* _The problem_: Pull out every line from the listing that has the word "background".

* _The input_:
——————

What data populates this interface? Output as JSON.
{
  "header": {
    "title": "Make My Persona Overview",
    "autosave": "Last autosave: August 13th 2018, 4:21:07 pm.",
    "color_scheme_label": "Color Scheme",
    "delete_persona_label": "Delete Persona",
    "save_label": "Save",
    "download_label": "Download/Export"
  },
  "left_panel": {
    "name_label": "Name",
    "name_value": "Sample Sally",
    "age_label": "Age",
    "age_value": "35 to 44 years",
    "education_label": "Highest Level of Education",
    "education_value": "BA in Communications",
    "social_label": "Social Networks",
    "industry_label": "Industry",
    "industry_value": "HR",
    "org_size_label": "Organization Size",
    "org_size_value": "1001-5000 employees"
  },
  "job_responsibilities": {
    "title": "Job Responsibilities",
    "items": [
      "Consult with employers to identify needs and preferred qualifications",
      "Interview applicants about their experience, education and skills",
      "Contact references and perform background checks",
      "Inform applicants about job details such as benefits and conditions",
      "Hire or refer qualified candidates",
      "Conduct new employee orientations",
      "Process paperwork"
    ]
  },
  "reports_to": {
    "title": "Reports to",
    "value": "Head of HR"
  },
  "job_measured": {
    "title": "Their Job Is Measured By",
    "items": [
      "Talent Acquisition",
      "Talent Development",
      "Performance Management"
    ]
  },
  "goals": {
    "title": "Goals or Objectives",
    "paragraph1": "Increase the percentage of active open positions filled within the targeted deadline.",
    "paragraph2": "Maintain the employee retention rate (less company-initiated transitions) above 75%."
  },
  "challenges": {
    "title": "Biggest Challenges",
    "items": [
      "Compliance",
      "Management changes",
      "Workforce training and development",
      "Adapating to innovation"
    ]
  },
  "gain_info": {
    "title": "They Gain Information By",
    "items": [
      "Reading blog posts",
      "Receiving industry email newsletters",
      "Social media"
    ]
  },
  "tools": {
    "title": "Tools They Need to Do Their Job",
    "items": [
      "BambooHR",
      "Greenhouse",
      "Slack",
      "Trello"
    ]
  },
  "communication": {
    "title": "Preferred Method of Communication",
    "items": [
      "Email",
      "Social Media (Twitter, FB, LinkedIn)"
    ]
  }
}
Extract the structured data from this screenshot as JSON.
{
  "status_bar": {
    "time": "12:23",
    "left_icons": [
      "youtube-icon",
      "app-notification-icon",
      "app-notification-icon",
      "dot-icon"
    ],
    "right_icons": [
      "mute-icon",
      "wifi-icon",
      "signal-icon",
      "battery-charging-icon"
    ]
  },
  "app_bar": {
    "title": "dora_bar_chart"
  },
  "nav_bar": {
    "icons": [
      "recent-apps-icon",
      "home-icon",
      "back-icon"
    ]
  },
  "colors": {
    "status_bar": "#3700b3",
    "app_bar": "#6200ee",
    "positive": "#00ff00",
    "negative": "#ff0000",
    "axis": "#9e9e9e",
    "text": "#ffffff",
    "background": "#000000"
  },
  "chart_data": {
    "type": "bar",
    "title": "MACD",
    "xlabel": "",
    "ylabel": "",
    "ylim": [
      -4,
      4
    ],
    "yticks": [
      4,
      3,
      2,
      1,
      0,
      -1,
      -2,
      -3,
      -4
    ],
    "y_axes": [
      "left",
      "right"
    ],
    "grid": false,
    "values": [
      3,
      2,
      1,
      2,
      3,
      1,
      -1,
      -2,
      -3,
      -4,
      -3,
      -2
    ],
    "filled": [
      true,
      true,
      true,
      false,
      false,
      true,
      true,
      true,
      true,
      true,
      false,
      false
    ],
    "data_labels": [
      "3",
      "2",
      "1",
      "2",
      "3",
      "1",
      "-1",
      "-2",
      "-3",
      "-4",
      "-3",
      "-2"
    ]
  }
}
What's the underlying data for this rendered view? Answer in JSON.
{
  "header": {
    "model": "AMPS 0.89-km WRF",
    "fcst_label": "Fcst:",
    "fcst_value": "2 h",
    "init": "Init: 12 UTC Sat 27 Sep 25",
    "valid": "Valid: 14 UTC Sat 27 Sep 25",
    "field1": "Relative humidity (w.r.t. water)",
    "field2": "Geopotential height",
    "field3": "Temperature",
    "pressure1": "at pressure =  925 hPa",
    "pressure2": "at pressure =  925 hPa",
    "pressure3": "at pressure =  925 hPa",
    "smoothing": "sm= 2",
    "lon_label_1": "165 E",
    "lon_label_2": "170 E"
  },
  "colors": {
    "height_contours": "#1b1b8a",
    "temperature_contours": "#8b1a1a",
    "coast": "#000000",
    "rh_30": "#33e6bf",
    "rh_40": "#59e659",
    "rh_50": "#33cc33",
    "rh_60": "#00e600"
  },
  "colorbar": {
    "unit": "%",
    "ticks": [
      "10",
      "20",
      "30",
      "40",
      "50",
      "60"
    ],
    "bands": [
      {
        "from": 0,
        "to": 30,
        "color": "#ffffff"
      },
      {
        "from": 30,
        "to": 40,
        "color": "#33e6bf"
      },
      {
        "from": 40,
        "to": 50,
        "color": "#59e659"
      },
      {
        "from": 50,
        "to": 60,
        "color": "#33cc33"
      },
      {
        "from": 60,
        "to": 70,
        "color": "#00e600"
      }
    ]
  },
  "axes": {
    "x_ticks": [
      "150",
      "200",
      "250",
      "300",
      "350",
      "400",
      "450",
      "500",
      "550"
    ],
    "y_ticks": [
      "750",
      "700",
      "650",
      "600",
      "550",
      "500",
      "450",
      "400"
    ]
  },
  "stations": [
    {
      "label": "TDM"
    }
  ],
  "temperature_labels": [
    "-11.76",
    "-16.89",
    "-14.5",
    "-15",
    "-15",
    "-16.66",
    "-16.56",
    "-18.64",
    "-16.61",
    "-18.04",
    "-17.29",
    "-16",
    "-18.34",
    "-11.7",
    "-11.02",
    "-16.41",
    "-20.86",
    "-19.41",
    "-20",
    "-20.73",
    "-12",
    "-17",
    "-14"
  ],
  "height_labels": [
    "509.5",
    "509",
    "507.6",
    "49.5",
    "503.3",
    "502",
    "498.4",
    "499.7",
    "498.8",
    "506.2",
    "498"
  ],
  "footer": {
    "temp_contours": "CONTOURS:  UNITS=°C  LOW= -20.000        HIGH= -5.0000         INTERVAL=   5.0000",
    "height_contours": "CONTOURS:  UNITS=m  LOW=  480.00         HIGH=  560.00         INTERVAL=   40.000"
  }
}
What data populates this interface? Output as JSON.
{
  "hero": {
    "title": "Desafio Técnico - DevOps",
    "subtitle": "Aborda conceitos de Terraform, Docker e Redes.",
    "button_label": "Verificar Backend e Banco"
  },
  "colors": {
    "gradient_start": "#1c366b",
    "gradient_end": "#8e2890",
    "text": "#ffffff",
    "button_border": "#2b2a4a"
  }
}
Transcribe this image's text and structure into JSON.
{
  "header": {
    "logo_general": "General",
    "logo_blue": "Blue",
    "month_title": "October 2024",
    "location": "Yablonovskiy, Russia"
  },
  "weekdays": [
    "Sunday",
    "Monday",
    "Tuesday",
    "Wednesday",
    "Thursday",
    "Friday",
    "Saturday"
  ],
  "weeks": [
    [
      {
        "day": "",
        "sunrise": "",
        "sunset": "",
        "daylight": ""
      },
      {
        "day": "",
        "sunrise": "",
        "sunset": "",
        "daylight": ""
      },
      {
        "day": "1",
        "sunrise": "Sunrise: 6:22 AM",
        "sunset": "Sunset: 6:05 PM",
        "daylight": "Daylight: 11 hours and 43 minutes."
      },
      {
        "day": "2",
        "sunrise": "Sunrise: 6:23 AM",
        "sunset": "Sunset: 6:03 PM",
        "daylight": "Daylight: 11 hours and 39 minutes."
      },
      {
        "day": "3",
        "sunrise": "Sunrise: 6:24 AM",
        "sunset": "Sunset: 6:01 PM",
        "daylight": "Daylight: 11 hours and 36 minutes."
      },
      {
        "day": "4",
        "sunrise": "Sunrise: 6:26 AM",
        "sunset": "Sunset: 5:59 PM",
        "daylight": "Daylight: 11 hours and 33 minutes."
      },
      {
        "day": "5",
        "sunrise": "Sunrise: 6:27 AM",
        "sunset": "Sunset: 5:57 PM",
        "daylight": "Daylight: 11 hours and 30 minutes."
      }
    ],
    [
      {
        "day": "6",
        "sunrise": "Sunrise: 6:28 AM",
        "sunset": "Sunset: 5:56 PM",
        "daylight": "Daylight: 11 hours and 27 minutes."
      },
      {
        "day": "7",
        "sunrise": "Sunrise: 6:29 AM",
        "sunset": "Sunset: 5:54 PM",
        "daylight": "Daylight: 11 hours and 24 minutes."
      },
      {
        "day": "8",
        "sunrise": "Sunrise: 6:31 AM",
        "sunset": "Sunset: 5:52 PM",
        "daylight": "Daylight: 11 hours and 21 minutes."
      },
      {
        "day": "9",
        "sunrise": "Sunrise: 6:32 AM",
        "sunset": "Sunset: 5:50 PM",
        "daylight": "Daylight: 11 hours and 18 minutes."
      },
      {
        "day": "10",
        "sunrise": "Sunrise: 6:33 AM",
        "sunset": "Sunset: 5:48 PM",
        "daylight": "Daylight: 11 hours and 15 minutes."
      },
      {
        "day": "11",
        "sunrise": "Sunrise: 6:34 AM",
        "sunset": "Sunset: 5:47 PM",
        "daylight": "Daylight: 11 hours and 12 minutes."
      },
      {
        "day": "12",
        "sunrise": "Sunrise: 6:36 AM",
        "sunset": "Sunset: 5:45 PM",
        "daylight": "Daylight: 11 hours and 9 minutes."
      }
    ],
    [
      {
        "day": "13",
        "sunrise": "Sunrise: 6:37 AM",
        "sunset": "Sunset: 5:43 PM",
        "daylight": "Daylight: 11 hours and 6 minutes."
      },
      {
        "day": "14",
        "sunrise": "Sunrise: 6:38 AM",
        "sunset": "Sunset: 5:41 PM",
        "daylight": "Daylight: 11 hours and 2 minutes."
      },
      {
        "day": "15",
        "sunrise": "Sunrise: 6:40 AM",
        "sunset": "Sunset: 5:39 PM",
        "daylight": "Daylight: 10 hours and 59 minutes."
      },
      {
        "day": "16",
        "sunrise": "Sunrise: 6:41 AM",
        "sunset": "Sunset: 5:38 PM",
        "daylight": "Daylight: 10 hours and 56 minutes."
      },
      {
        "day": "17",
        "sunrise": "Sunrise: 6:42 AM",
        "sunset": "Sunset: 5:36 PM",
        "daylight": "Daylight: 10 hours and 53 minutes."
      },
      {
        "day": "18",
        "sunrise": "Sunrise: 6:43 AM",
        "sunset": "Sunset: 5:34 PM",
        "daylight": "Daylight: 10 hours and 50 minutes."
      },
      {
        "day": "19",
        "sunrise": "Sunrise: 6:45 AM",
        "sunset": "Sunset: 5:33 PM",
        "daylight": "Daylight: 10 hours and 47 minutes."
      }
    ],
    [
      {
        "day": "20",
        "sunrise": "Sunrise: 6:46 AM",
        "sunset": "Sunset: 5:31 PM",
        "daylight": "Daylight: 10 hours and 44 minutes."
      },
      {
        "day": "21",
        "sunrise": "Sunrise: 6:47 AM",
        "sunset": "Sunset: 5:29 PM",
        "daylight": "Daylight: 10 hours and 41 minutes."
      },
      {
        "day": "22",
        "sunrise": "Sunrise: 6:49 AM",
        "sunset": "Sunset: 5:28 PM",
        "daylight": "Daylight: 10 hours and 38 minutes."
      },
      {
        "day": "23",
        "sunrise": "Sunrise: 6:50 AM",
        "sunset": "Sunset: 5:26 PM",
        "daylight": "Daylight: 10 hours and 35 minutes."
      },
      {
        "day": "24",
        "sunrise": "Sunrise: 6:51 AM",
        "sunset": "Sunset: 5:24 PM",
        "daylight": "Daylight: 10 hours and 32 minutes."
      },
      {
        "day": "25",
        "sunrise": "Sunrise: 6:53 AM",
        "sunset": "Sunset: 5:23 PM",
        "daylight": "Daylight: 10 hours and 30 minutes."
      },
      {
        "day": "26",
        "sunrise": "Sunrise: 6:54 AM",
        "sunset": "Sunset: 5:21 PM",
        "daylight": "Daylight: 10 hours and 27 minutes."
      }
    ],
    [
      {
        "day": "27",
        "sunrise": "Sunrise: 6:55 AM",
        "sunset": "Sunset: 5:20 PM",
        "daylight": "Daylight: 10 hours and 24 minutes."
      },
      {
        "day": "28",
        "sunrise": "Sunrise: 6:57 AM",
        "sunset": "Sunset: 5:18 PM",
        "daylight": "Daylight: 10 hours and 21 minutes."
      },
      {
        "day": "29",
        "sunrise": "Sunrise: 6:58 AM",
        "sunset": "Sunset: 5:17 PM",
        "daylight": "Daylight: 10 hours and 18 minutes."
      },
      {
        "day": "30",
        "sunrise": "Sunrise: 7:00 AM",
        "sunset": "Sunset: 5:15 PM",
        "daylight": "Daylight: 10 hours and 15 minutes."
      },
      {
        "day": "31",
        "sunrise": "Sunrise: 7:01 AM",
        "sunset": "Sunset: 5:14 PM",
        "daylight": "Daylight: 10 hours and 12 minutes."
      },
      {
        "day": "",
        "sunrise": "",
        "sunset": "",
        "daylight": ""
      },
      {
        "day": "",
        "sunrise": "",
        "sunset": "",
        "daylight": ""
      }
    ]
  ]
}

——————

* _Full answer_:
      "Contact references and perform background checks",
    "background": "#000000"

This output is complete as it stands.